_Task_: Skip the pictures. Copy all the rest of the records down exactly.

_Task data_:
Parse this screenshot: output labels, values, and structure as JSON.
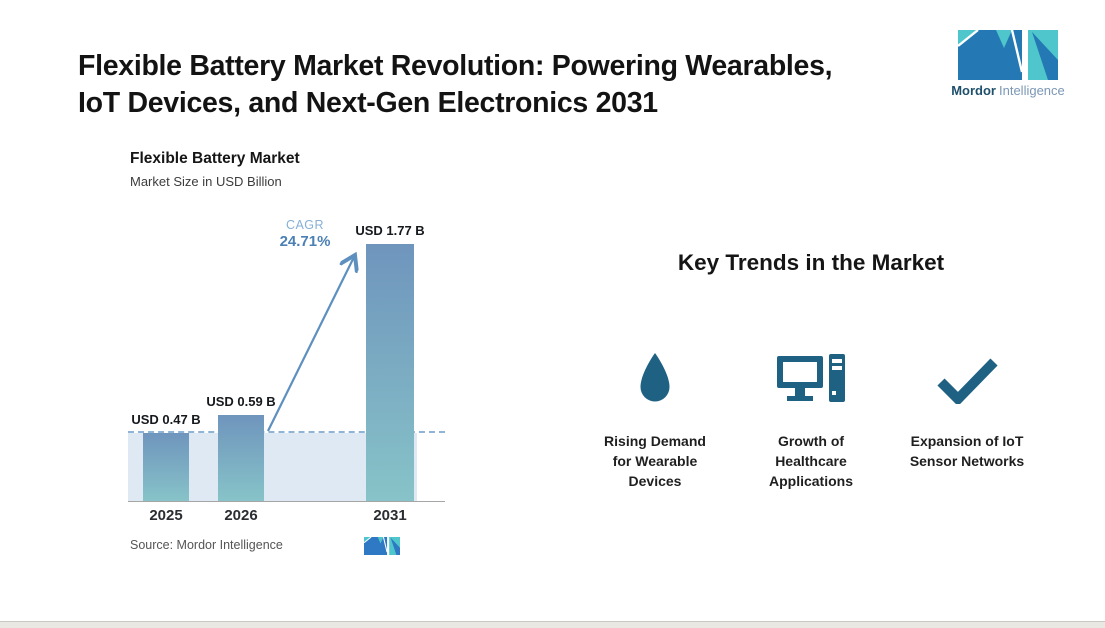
{
  "header": {
    "title_line1": "Flexible Battery Market Revolution: Powering Wearables,",
    "title_line2": "IoT Devices, and Next-Gen Electronics 2031",
    "brand": {
      "name_bold": "Mordor",
      "name_light": "Intelligence"
    }
  },
  "chart_data": {
    "type": "bar",
    "title": "Flexible Battery Market",
    "subtitle": "Market Size in USD Billion",
    "categories": [
      "2025",
      "2026",
      "2031"
    ],
    "values": [
      0.47,
      0.59,
      1.77
    ],
    "value_labels": [
      "USD 0.47 B",
      "USD 0.59 B",
      "USD 1.77 B"
    ],
    "unit": "USD Billion",
    "ylim": [
      0,
      2
    ],
    "grid": false,
    "legend": "none",
    "cagr": {
      "label": "CAGR",
      "value": "24.71%"
    },
    "annotations": [
      "dashed baseline at 2025 level",
      "growth arrow from 2026 to 2031"
    ],
    "source": "Source: Mordor Intelligence"
  },
  "trends": {
    "heading": "Key Trends in the Market",
    "items": [
      {
        "icon": "water-drop-icon",
        "lines": [
          "Rising Demand",
          "for Wearable",
          "Devices"
        ]
      },
      {
        "icon": "desktop-computer-icon",
        "lines": [
          "Growth of",
          "Healthcare",
          "Applications"
        ]
      },
      {
        "icon": "checkmark-icon",
        "lines": [
          "Expansion of IoT",
          "Sensor Networks",
          ""
        ]
      }
    ]
  },
  "colors": {
    "brand_teal": "#4EC6CB",
    "brand_blue": "#2478B4",
    "icon_blue": "#1F6183",
    "bar_gradient_top": "#6F95BD",
    "bar_gradient_bottom": "#87C3C8",
    "cagr_text": "#4B80B4",
    "dashed_line": "#8FB4D6",
    "baseline_band": "#DFE9F3"
  }
}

_The result_:
Parse this screenshot: output labels, values, and structure as JSON.
{
  "header": {
    "title_line1": "Flexible Battery Market Revolution: Powering Wearables,",
    "title_line2": "IoT Devices, and Next-Gen Electronics 2031",
    "brand": {
      "name_bold": "Mordor",
      "name_light": "Intelligence"
    }
  },
  "chart_data": {
    "type": "bar",
    "title": "Flexible Battery Market",
    "subtitle": "Market Size in USD Billion",
    "categories": [
      "2025",
      "2026",
      "2031"
    ],
    "values": [
      0.47,
      0.59,
      1.77
    ],
    "value_labels": [
      "USD 0.47 B",
      "USD 0.59 B",
      "USD 1.77 B"
    ],
    "unit": "USD Billion",
    "ylim": [
      0,
      2
    ],
    "grid": false,
    "legend": "none",
    "cagr": {
      "label": "CAGR",
      "value": "24.71%"
    },
    "annotations": [
      "dashed baseline at 2025 level",
      "growth arrow from 2026 to 2031"
    ],
    "source": "Source: Mordor Intelligence"
  },
  "trends": {
    "heading": "Key Trends in the Market",
    "items": [
      {
        "icon": "water-drop-icon",
        "lines": [
          "Rising Demand",
          "for Wearable",
          "Devices"
        ]
      },
      {
        "icon": "desktop-computer-icon",
        "lines": [
          "Growth of",
          "Healthcare",
          "Applications"
        ]
      },
      {
        "icon": "checkmark-icon",
        "lines": [
          "Expansion of IoT",
          "Sensor Networks",
          ""
        ]
      }
    ]
  },
  "colors": {
    "brand_teal": "#4EC6CB",
    "brand_blue": "#2478B4",
    "icon_blue": "#1F6183",
    "bar_gradient_top": "#6F95BD",
    "bar_gradient_bottom": "#87C3C8",
    "cagr_text": "#4B80B4",
    "dashed_line": "#8FB4D6",
    "baseline_band": "#DFE9F3"
  }
}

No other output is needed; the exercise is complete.